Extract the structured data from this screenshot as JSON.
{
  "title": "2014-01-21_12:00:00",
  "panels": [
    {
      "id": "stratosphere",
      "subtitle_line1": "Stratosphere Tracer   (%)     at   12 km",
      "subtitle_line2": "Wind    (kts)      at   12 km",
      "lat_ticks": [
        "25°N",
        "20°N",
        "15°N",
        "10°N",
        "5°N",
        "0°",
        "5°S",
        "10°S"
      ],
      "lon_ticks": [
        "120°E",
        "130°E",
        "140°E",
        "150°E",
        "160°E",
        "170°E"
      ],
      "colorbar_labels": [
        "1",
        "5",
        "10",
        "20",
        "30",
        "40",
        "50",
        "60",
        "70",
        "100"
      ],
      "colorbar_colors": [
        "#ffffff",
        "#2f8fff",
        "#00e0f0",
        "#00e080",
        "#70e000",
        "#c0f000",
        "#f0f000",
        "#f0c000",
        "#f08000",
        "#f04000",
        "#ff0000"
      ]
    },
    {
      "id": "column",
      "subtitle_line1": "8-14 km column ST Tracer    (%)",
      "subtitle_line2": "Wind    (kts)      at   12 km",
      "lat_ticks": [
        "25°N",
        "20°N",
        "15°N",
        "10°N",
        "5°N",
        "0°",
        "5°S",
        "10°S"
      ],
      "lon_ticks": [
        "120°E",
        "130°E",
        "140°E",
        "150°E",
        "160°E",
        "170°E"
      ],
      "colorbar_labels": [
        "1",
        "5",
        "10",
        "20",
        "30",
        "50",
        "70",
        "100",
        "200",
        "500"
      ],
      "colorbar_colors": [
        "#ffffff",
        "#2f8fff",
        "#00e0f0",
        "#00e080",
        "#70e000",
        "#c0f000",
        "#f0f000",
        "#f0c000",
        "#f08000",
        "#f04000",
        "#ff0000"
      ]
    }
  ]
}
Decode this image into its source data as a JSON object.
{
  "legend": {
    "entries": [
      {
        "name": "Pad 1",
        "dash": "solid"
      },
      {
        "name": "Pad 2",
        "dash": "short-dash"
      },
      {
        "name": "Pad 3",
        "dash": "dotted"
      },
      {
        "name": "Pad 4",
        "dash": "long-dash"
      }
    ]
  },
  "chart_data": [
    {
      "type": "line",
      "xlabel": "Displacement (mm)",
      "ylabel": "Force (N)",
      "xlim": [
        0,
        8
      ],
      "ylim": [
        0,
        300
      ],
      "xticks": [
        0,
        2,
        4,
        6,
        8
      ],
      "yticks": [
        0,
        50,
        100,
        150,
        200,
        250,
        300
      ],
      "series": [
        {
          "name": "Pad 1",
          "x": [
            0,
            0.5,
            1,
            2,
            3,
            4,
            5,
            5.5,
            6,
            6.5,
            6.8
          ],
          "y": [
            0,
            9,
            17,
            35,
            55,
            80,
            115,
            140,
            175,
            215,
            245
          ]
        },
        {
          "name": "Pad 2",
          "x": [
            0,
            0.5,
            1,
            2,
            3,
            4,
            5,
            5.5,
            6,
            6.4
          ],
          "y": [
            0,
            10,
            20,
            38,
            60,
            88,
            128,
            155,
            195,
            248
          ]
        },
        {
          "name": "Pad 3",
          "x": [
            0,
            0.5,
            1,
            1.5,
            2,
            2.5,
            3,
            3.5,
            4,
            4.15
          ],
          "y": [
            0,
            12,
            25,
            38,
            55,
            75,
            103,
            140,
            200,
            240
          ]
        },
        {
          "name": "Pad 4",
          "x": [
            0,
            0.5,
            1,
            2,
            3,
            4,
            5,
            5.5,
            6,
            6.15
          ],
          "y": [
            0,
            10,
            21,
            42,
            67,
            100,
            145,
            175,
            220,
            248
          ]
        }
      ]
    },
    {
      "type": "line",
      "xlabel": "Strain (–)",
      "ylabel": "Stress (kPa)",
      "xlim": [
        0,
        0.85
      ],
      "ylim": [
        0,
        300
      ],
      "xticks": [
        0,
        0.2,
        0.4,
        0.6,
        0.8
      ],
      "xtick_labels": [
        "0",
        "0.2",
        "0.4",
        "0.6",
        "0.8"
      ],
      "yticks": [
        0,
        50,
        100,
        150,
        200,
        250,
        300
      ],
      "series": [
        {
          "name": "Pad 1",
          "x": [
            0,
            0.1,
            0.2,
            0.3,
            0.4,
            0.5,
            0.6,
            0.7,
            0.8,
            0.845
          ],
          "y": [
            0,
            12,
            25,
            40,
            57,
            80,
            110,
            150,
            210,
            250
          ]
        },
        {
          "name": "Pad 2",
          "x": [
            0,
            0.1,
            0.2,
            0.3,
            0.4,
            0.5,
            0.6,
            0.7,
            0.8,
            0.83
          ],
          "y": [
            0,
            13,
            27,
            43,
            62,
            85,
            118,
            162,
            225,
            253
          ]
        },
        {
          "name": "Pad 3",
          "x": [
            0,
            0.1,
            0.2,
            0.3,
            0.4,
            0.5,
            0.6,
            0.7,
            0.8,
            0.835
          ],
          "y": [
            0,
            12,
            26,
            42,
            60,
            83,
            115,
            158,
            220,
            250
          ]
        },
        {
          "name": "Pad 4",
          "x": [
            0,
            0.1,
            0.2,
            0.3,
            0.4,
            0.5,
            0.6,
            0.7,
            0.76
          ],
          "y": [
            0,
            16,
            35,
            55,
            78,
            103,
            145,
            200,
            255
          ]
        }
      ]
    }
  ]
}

*Your objective*
Produce an exact copy of the whole listing.

*Exercise solution*
Extract the structured data from this screenshot as JSON.
{
  "title": "2014-01-21_12:00:00",
  "panels": [
    {
      "id": "stratosphere",
      "subtitle_line1": "Stratosphere Tracer   (%)     at   12 km",
      "subtitle_line2": "Wind    (kts)      at   12 km",
      "lat_ticks": [
        "25°N",
        "20°N",
        "15°N",
        "10°N",
        "5°N",
        "0°",
        "5°S",
        "10°S"
      ],
      "lon_ticks": [
        "120°E",
        "130°E",
        "140°E",
        "150°E",
        "160°E",
        "170°E"
      ],
      "colorbar_labels": [
        "1",
        "5",
        "10",
        "20",
        "30",
        "40",
        "50",
        "60",
        "70",
        "100"
      ],
      "colorbar_colors": [
        "#ffffff",
        "#2f8fff",
        "#00e0f0",
        "#00e080",
        "#70e000",
        "#c0f000",
        "#f0f000",
        "#f0c000",
        "#f08000",
        "#f04000",
        "#ff0000"
      ]
    },
    {
      "id": "column",
      "subtitle_line1": "8-14 km column ST Tracer    (%)",
      "subtitle_line2": "Wind    (kts)      at   12 km",
      "lat_ticks": [
        "25°N",
        "20°N",
        "15°N",
        "10°N",
        "5°N",
        "0°",
        "5°S",
        "10°S"
      ],
      "lon_ticks": [
        "120°E",
        "130°E",
        "140°E",
        "150°E",
        "160°E",
        "170°E"
      ],
      "colorbar_labels": [
        "1",
        "5",
        "10",
        "20",
        "30",
        "50",
        "70",
        "100",
        "200",
        "500"
      ],
      "colorbar_colors": [
        "#ffffff",
        "#2f8fff",
        "#00e0f0",
        "#00e080",
        "#70e000",
        "#c0f000",
        "#f0f000",
        "#f0c000",
        "#f08000",
        "#f04000",
        "#ff0000"
      ]
    }
  ]
}
Decode this image into its source data as a JSON object.
{
  "legend": {
    "entries": [
      {
        "name": "Pad 1",
        "dash": "solid"
      },
      {
        "name": "Pad 2",
        "dash": "short-dash"
      },
      {
        "name": "Pad 3",
        "dash": "dotted"
      },
      {
        "name": "Pad 4",
        "dash": "long-dash"
      }
    ]
  },
  "chart_data": [
    {
      "type": "line",
      "xlabel": "Displacement (mm)",
      "ylabel": "Force (N)",
      "xlim": [
        0,
        8
      ],
      "ylim": [
        0,
        300
      ],
      "xticks": [
        0,
        2,
        4,
        6,
        8
      ],
      "yticks": [
        0,
        50,
        100,
        150,
        200,
        250,
        300
      ],
      "series": [
        {
          "name": "Pad 1",
          "x": [
            0,
            0.5,
            1,
            2,
            3,
            4,
            5,
            5.5,
            6,
            6.5,
            6.8
          ],
          "y": [
            0,
            9,
            17,
            35,
            55,
            80,
            115,
            140,
            175,
            215,
            245
          ]
        },
        {
          "name": "Pad 2",
          "x": [
            0,
            0.5,
            1,
            2,
            3,
            4,
            5,
            5.5,
            6,
            6.4
          ],
          "y": [
            0,
            10,
            20,
            38,
            60,
            88,
            128,
            155,
            195,
            248
          ]
        },
        {
          "name": "Pad 3",
          "x": [
            0,
            0.5,
            1,
            1.5,
            2,
            2.5,
            3,
            3.5,
            4,
            4.15
          ],
          "y": [
            0,
            12,
            25,
            38,
            55,
            75,
            103,
            140,
            200,
            240
          ]
        },
        {
          "name": "Pad 4",
          "x": [
            0,
            0.5,
            1,
            2,
            3,
            4,
            5,
            5.5,
            6,
            6.15
          ],
          "y": [
            0,
            10,
            21,
            42,
            67,
            100,
            145,
            175,
            220,
            248
          ]
        }
      ]
    },
    {
      "type": "line",
      "xlabel": "Strain (–)",
      "ylabel": "Stress (kPa)",
      "xlim": [
        0,
        0.85
      ],
      "ylim": [
        0,
        300
      ],
      "xticks": [
        0,
        0.2,
        0.4,
        0.6,
        0.8
      ],
      "xtick_labels": [
        "0",
        "0.2",
        "0.4",
        "0.6",
        "0.8"
      ],
      "yticks": [
        0,
        50,
        100,
        150,
        200,
        250,
        300
      ],
      "series": [
        {
          "name": "Pad 1",
          "x": [
            0,
            0.1,
            0.2,
            0.3,
            0.4,
            0.5,
            0.6,
            0.7,
            0.8,
            0.845
          ],
          "y": [
            0,
            12,
            25,
            40,
            57,
            80,
            110,
            150,
            210,
            250
          ]
        },
        {
          "name": "Pad 2",
          "x": [
            0,
            0.1,
            0.2,
            0.3,
            0.4,
            0.5,
            0.6,
            0.7,
            0.8,
            0.83
          ],
          "y": [
            0,
            13,
            27,
            43,
            62,
            85,
            118,
            162,
            225,
            253
          ]
        },
        {
          "name": "Pad 3",
          "x": [
            0,
            0.1,
            0.2,
            0.3,
            0.4,
            0.5,
            0.6,
            0.7,
            0.8,
            0.835
          ],
          "y": [
            0,
            12,
            26,
            42,
            60,
            83,
            115,
            158,
            220,
            250
          ]
        },
        {
          "name": "Pad 4",
          "x": [
            0,
            0.1,
            0.2,
            0.3,
            0.4,
            0.5,
            0.6,
            0.7,
            0.76
          ],
          "y": [
            0,
            16,
            35,
            55,
            78,
            103,
            145,
            200,
            255
          ]
        }
      ]
    }
  ]
}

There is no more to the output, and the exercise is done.